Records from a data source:
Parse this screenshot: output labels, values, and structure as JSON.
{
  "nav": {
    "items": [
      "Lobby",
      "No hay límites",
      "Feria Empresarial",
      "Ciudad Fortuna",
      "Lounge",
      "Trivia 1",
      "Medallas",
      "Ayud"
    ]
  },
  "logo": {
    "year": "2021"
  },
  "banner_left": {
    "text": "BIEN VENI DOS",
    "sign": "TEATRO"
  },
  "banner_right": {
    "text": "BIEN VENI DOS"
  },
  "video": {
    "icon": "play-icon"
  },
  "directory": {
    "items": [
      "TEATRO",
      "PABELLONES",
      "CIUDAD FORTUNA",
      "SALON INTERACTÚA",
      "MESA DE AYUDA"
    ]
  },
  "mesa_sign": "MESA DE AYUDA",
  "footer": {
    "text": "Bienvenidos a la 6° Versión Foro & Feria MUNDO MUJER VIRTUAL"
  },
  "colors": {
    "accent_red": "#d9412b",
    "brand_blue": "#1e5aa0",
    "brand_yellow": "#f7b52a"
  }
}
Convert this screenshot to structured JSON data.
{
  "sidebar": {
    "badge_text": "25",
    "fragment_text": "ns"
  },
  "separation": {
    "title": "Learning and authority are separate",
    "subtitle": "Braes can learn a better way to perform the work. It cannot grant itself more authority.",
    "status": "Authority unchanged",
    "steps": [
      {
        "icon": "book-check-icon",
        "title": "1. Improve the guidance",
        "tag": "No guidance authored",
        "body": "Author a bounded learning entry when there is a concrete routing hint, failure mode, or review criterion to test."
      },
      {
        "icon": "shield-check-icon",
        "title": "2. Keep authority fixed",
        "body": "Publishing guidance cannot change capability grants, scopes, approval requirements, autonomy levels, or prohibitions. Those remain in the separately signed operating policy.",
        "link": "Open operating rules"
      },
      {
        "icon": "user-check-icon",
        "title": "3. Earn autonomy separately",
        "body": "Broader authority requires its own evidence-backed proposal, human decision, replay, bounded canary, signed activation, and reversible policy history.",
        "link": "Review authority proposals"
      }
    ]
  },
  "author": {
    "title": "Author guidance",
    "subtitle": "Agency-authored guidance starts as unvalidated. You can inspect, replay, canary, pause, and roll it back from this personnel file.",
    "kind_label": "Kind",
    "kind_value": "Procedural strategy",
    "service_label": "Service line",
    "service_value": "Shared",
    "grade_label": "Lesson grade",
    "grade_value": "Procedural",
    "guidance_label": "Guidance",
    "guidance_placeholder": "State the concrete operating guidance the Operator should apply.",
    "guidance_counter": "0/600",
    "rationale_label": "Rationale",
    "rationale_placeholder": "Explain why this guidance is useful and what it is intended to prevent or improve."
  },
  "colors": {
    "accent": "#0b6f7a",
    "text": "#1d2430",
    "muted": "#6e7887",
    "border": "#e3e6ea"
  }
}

• _EXERCISE DETAILS_
Return only the number of lines in the data above that include the word "policy".

• _SOLUTION FOR THIS PROBLEM_
2